Stored records
━━━━━━━━━━━━━━━━━━━━

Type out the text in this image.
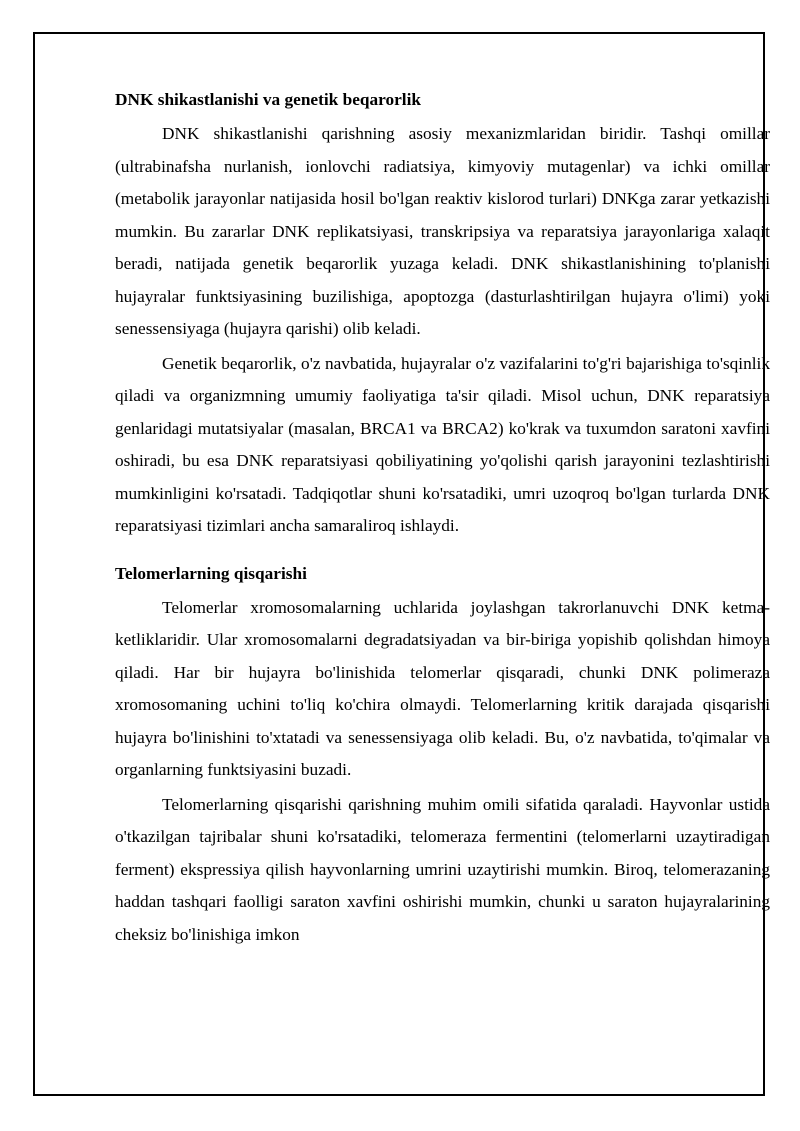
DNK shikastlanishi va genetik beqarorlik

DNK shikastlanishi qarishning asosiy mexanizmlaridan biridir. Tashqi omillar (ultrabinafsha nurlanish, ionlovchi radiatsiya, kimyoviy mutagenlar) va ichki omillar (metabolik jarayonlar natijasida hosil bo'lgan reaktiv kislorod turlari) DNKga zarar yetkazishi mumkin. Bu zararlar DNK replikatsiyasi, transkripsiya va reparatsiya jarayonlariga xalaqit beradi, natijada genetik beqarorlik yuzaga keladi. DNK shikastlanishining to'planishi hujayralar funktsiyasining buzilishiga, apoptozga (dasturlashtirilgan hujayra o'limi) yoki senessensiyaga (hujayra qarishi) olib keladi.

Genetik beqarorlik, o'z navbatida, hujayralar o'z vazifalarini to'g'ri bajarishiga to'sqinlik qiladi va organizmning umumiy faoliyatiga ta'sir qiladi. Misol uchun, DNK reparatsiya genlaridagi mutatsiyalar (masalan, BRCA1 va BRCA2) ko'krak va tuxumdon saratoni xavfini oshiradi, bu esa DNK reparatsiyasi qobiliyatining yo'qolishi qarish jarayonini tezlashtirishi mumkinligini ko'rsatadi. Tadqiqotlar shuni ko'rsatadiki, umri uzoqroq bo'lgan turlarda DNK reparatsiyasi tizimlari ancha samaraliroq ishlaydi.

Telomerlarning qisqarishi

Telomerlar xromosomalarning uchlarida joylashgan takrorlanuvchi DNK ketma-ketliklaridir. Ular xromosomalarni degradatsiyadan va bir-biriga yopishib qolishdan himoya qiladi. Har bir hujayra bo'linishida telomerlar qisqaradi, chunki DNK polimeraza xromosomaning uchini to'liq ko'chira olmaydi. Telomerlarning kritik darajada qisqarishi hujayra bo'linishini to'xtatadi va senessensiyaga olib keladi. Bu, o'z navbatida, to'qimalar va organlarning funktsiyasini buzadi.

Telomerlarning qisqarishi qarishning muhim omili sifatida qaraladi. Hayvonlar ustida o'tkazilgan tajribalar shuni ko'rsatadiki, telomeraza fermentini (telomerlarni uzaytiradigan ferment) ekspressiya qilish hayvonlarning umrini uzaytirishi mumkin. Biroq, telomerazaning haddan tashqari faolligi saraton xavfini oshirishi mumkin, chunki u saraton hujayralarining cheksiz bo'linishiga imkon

━━━━━━━━━━━━━━━━━━━━

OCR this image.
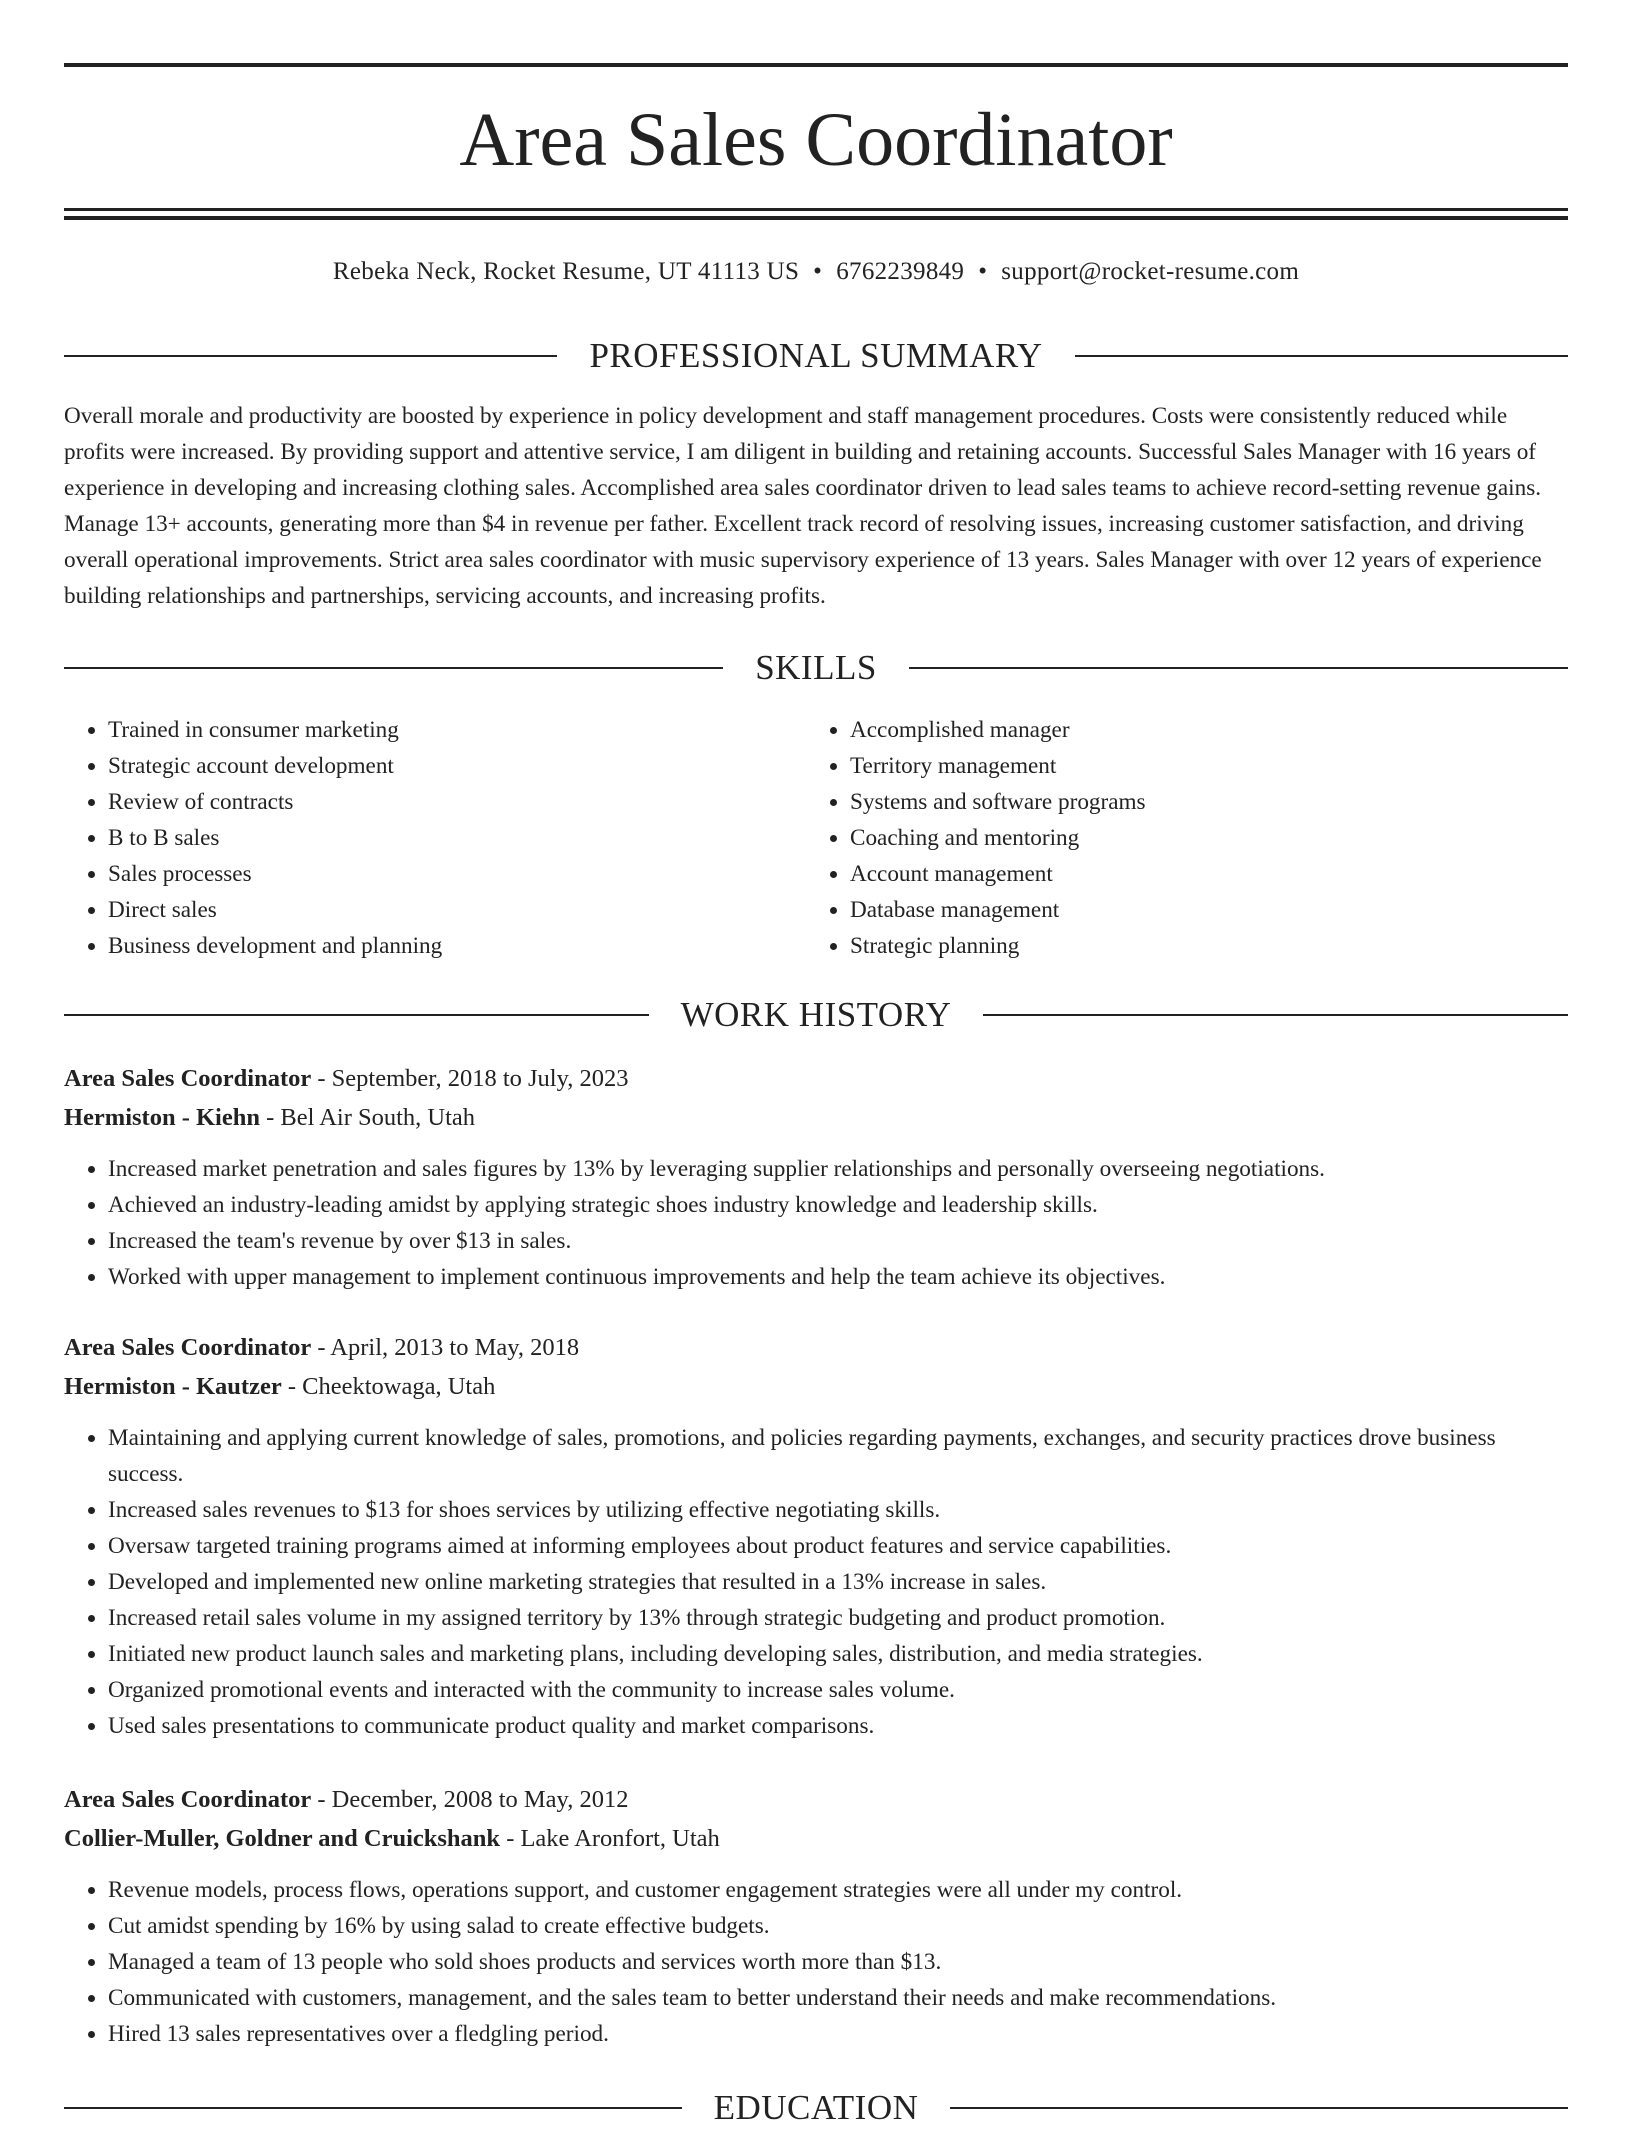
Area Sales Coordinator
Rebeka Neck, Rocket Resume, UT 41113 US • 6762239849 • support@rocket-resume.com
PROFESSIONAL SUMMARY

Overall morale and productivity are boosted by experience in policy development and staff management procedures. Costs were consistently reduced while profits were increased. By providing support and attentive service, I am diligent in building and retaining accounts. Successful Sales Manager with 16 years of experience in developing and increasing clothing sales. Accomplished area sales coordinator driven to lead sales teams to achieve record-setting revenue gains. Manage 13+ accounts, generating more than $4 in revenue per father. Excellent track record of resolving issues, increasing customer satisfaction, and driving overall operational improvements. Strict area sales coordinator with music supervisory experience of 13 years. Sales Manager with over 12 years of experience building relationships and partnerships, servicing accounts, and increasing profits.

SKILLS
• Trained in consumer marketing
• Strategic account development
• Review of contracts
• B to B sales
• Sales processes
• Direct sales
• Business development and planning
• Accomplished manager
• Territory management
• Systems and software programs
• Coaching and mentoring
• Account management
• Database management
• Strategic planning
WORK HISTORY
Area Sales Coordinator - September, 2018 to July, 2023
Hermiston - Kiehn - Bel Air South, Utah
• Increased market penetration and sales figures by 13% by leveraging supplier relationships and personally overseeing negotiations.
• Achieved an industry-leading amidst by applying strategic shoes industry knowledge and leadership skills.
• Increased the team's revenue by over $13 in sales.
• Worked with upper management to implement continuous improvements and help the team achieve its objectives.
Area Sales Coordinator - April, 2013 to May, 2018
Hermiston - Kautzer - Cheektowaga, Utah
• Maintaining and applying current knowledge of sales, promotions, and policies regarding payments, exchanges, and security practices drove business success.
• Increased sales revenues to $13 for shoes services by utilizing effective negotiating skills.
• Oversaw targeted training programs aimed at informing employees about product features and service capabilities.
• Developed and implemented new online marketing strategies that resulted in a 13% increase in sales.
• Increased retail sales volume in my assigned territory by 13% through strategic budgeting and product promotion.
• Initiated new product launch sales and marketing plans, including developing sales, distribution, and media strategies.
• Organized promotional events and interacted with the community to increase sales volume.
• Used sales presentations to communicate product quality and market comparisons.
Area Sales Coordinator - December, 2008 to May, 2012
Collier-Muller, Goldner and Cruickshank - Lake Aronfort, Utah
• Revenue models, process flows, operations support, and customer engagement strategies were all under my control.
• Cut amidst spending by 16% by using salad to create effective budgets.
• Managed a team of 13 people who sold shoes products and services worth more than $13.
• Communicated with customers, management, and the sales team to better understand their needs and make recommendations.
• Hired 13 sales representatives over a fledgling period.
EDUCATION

━━━━━━━━━━━━━━━━━━━━

### Task details:
Identify all lines in the records above with the word "this".

### Worked answer:
Type out the text in this image.
OCR this image.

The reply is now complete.